__WHAT IS BEING ASKED__
You are to retype all of the data exactly as it appears.

__GIVEN DATA__
━━━━━━━━━━━━━━━━

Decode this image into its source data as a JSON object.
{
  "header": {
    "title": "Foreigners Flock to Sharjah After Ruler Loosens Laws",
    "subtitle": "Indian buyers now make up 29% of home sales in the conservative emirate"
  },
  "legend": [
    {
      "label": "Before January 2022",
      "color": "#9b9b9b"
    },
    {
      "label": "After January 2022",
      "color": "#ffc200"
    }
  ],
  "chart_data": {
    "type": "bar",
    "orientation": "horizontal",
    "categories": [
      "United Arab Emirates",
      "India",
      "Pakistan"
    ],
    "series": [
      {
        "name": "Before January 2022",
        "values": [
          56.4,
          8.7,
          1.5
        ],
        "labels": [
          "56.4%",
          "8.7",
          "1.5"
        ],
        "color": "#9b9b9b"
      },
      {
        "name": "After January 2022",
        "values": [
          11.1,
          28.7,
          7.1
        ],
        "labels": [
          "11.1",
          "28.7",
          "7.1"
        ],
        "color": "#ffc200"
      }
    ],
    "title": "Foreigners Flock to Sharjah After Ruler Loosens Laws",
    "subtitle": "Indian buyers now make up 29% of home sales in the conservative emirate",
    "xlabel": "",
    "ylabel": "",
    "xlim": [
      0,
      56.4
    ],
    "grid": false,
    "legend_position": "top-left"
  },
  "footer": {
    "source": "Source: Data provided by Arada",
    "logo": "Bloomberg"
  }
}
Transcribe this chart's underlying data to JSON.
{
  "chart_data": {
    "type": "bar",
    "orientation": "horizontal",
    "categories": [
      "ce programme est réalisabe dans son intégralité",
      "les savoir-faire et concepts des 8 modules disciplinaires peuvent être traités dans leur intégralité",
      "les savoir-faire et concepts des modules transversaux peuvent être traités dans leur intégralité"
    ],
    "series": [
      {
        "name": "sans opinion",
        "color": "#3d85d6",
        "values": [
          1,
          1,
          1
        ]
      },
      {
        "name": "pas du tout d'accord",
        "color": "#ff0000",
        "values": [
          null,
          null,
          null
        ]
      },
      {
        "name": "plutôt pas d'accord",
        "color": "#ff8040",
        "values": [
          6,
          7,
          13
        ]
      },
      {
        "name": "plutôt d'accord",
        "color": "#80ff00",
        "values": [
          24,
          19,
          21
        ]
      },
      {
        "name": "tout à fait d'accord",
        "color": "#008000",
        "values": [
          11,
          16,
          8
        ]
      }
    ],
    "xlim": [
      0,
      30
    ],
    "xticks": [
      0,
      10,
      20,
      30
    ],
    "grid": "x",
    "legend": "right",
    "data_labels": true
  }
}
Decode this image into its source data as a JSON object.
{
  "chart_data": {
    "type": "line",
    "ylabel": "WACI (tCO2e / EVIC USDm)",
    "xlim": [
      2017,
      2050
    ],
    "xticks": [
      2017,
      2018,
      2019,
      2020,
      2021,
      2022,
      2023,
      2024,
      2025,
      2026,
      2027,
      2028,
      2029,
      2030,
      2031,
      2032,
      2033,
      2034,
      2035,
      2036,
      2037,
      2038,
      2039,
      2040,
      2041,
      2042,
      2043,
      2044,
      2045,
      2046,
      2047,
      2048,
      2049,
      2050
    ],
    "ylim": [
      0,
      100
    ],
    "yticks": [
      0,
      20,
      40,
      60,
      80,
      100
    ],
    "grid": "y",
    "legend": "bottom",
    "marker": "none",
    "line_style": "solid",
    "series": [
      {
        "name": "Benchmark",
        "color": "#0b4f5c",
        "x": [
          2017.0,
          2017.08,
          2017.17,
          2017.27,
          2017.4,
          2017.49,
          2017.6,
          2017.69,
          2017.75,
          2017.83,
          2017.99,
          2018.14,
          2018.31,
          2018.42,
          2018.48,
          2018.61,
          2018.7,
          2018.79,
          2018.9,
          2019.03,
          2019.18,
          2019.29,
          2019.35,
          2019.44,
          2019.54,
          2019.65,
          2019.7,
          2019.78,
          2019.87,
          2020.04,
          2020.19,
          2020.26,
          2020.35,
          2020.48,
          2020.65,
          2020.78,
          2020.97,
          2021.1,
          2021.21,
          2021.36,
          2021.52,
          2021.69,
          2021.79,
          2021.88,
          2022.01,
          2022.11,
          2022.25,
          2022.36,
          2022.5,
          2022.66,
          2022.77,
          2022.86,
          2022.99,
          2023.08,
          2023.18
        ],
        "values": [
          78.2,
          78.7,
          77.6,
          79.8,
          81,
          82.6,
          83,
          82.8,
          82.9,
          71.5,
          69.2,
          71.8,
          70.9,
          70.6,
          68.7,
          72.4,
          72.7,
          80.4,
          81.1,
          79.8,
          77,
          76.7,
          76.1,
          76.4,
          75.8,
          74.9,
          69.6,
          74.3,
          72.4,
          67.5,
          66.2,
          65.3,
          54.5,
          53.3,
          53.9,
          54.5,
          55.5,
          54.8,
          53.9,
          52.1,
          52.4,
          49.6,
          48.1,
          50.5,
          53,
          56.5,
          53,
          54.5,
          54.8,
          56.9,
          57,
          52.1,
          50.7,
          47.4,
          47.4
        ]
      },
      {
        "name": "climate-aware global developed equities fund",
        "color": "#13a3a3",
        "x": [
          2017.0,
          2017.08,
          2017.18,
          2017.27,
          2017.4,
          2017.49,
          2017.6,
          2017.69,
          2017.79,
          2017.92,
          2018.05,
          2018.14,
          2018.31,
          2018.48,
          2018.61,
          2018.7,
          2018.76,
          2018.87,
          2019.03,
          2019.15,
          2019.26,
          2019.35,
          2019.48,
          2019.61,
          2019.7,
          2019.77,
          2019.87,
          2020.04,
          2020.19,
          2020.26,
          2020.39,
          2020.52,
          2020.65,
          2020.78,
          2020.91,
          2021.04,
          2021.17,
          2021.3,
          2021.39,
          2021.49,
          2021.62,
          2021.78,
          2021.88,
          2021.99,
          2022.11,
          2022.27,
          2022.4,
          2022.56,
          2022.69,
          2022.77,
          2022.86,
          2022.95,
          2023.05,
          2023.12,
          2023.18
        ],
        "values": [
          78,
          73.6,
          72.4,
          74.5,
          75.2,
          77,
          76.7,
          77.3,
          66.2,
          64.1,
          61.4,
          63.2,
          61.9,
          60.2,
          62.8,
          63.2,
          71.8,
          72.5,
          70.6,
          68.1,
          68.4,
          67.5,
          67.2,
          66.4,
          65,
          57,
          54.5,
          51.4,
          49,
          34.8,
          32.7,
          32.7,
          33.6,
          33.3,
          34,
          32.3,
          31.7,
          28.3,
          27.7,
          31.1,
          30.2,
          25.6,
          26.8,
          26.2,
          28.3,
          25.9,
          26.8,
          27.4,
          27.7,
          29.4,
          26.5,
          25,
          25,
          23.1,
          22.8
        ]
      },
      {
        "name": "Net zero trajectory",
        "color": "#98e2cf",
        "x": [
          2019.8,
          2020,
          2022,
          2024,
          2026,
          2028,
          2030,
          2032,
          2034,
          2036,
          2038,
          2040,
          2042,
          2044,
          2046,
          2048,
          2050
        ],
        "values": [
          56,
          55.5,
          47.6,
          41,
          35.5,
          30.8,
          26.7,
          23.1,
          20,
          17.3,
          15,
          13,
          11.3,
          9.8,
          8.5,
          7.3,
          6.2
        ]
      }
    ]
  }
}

━━━━━━━━━━━━━━━━

__ANSWER TO THIS TASK__
Decode this image into its source data as a JSON object.
{
  "header": {
    "title": "Foreigners Flock to Sharjah After Ruler Loosens Laws",
    "subtitle": "Indian buyers now make up 29% of home sales in the conservative emirate"
  },
  "legend": [
    {
      "label": "Before January 2022",
      "color": "#9b9b9b"
    },
    {
      "label": "After January 2022",
      "color": "#ffc200"
    }
  ],
  "chart_data": {
    "type": "bar",
    "orientation": "horizontal",
    "categories": [
      "United Arab Emirates",
      "India",
      "Pakistan"
    ],
    "series": [
      {
        "name": "Before January 2022",
        "values": [
          56.4,
          8.7,
          1.5
        ],
        "labels": [
          "56.4%",
          "8.7",
          "1.5"
        ],
        "color": "#9b9b9b"
      },
      {
        "name": "After January 2022",
        "values": [
          11.1,
          28.7,
          7.1
        ],
        "labels": [
          "11.1",
          "28.7",
          "7.1"
        ],
        "color": "#ffc200"
      }
    ],
    "title": "Foreigners Flock to Sharjah After Ruler Loosens Laws",
    "subtitle": "Indian buyers now make up 29% of home sales in the conservative emirate",
    "xlabel": "",
    "ylabel": "",
    "xlim": [
      0,
      56.4
    ],
    "grid": false,
    "legend_position": "top-left"
  },
  "footer": {
    "source": "Source: Data provided by Arada",
    "logo": "Bloomberg"
  }
}
Transcribe this chart's underlying data to JSON.
{
  "chart_data": {
    "type": "bar",
    "orientation": "horizontal",
    "categories": [
      "ce programme est réalisabe dans son intégralité",
      "les savoir-faire et concepts des 8 modules disciplinaires peuvent être traités dans leur intégralité",
      "les savoir-faire et concepts des modules transversaux peuvent être traités dans leur intégralité"
    ],
    "series": [
      {
        "name": "sans opinion",
        "color": "#3d85d6",
        "values": [
          1,
          1,
          1
        ]
      },
      {
        "name": "pas du tout d'accord",
        "color": "#ff0000",
        "values": [
          null,
          null,
          null
        ]
      },
      {
        "name": "plutôt pas d'accord",
        "color": "#ff8040",
        "values": [
          6,
          7,
          13
        ]
      },
      {
        "name": "plutôt d'accord",
        "color": "#80ff00",
        "values": [
          24,
          19,
          21
        ]
      },
      {
        "name": "tout à fait d'accord",
        "color": "#008000",
        "values": [
          11,
          16,
          8
        ]
      }
    ],
    "xlim": [
      0,
      30
    ],
    "xticks": [
      0,
      10,
      20,
      30
    ],
    "grid": "x",
    "legend": "right",
    "data_labels": true
  }
}
Decode this image into its source data as a JSON object.
{
  "chart_data": {
    "type": "line",
    "ylabel": "WACI (tCO2e / EVIC USDm)",
    "xlim": [
      2017,
      2050
    ],
    "xticks": [
      2017,
      2018,
      2019,
      2020,
      2021,
      2022,
      2023,
      2024,
      2025,
      2026,
      2027,
      2028,
      2029,
      2030,
      2031,
      2032,
      2033,
      2034,
      2035,
      2036,
      2037,
      2038,
      2039,
      2040,
      2041,
      2042,
      2043,
      2044,
      2045,
      2046,
      2047,
      2048,
      2049,
      2050
    ],
    "ylim": [
      0,
      100
    ],
    "yticks": [
      0,
      20,
      40,
      60,
      80,
      100
    ],
    "grid": "y",
    "legend": "bottom",
    "marker": "none",
    "line_style": "solid",
    "series": [
      {
        "name": "Benchmark",
        "color": "#0b4f5c",
        "x": [
          2017.0,
          2017.08,
          2017.17,
          2017.27,
          2017.4,
          2017.49,
          2017.6,
          2017.69,
          2017.75,
          2017.83,
          2017.99,
          2018.14,
          2018.31,
          2018.42,
          2018.48,
          2018.61,
          2018.7,
          2018.79,
          2018.9,
          2019.03,
          2019.18,
          2019.29,
          2019.35,
          2019.44,
          2019.54,
          2019.65,
          2019.7,
          2019.78,
          2019.87,
          2020.04,
          2020.19,
          2020.26,
          2020.35,
          2020.48,
          2020.65,
          2020.78,
          2020.97,
          2021.1,
          2021.21,
          2021.36,
          2021.52,
          2021.69,
          2021.79,
          2021.88,
          2022.01,
          2022.11,
          2022.25,
          2022.36,
          2022.5,
          2022.66,
          2022.77,
          2022.86,
          2022.99,
          2023.08,
          2023.18
        ],
        "values": [
          78.2,
          78.7,
          77.6,
          79.8,
          81,
          82.6,
          83,
          82.8,
          82.9,
          71.5,
          69.2,
          71.8,
          70.9,
          70.6,
          68.7,
          72.4,
          72.7,
          80.4,
          81.1,
          79.8,
          77,
          76.7,
          76.1,
          76.4,
          75.8,
          74.9,
          69.6,
          74.3,
          72.4,
          67.5,
          66.2,
          65.3,
          54.5,
          53.3,
          53.9,
          54.5,
          55.5,
          54.8,
          53.9,
          52.1,
          52.4,
          49.6,
          48.1,
          50.5,
          53,
          56.5,
          53,
          54.5,
          54.8,
          56.9,
          57,
          52.1,
          50.7,
          47.4,
          47.4
        ]
      },
      {
        "name": "climate-aware global developed equities fund",
        "color": "#13a3a3",
        "x": [
          2017.0,
          2017.08,
          2017.18,
          2017.27,
          2017.4,
          2017.49,
          2017.6,
          2017.69,
          2017.79,
          2017.92,
          2018.05,
          2018.14,
          2018.31,
          2018.48,
          2018.61,
          2018.7,
          2018.76,
          2018.87,
          2019.03,
          2019.15,
          2019.26,
          2019.35,
          2019.48,
          2019.61,
          2019.7,
          2019.77,
          2019.87,
          2020.04,
          2020.19,
          2020.26,
          2020.39,
          2020.52,
          2020.65,
          2020.78,
          2020.91,
          2021.04,
          2021.17,
          2021.3,
          2021.39,
          2021.49,
          2021.62,
          2021.78,
          2021.88,
          2021.99,
          2022.11,
          2022.27,
          2022.4,
          2022.56,
          2022.69,
          2022.77,
          2022.86,
          2022.95,
          2023.05,
          2023.12,
          2023.18
        ],
        "values": [
          78,
          73.6,
          72.4,
          74.5,
          75.2,
          77,
          76.7,
          77.3,
          66.2,
          64.1,
          61.4,
          63.2,
          61.9,
          60.2,
          62.8,
          63.2,
          71.8,
          72.5,
          70.6,
          68.1,
          68.4,
          67.5,
          67.2,
          66.4,
          65,
          57,
          54.5,
          51.4,
          49,
          34.8,
          32.7,
          32.7,
          33.6,
          33.3,
          34,
          32.3,
          31.7,
          28.3,
          27.7,
          31.1,
          30.2,
          25.6,
          26.8,
          26.2,
          28.3,
          25.9,
          26.8,
          27.4,
          27.7,
          29.4,
          26.5,
          25,
          25,
          23.1,
          22.8
        ]
      },
      {
        "name": "Net zero trajectory",
        "color": "#98e2cf",
        "x": [
          2019.8,
          2020,
          2022,
          2024,
          2026,
          2028,
          2030,
          2032,
          2034,
          2036,
          2038,
          2040,
          2042,
          2044,
          2046,
          2048,
          2050
        ],
        "values": [
          56,
          55.5,
          47.6,
          41,
          35.5,
          30.8,
          26.7,
          23.1,
          20,
          17.3,
          15,
          13,
          11.3,
          9.8,
          8.5,
          7.3,
          6.2
        ]
      }
    ]
  }
}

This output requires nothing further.